### WRITTEN INSTRUCTION:
Copy each line that has the string "method" somewhere in it.

○ ○ ○ ○ ○

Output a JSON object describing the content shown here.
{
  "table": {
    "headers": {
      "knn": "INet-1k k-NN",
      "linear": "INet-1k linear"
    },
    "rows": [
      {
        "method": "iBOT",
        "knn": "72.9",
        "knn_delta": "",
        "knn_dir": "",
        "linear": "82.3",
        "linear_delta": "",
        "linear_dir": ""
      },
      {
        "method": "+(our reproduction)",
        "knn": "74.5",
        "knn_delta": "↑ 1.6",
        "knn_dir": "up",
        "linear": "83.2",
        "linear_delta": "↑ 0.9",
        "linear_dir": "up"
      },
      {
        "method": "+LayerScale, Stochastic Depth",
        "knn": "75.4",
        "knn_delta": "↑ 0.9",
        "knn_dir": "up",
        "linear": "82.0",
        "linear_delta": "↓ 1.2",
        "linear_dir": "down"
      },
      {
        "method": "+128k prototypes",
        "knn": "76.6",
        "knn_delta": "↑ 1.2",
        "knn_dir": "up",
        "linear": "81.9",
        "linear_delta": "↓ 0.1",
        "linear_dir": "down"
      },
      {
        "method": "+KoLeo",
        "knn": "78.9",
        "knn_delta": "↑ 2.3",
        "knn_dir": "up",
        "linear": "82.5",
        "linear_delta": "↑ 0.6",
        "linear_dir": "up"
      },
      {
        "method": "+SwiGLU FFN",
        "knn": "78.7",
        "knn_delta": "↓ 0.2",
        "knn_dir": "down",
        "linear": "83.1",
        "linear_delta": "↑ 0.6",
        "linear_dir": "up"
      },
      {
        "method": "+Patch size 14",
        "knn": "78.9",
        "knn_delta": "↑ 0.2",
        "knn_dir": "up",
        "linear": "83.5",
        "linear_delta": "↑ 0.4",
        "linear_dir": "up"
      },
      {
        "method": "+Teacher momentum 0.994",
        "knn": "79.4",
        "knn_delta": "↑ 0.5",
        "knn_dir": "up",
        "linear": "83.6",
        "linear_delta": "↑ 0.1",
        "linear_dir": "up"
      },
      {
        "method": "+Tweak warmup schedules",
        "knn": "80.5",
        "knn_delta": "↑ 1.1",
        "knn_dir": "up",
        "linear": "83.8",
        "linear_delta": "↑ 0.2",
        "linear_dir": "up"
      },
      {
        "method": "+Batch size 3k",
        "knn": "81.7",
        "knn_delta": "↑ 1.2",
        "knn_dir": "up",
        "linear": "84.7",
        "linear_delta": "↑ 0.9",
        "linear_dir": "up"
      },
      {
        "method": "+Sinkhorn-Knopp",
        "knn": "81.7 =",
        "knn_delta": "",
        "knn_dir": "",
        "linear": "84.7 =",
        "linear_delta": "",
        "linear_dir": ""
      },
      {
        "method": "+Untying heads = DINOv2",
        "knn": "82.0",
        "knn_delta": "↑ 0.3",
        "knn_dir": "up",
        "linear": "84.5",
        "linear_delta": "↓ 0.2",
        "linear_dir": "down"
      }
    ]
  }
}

○ ○ ○ ○ ○

### EXERCISE RESULT:
        "method": "iBOT",
        "method": "+(our reproduction)",
        "method": "+LayerScale, Stochastic Depth",
        "method": "+128k prototypes",
        "method": "+KoLeo",
        "method": "+SwiGLU FFN",
        "method": "+Patch size 14",
        "method": "+Teacher momentum 0.994",
        "method": "+Tweak warmup schedules",
        "method": "+Batch size 3k",
        "method": "+Sinkhorn-Knopp",
        "method": "+Untying heads = DINOv2",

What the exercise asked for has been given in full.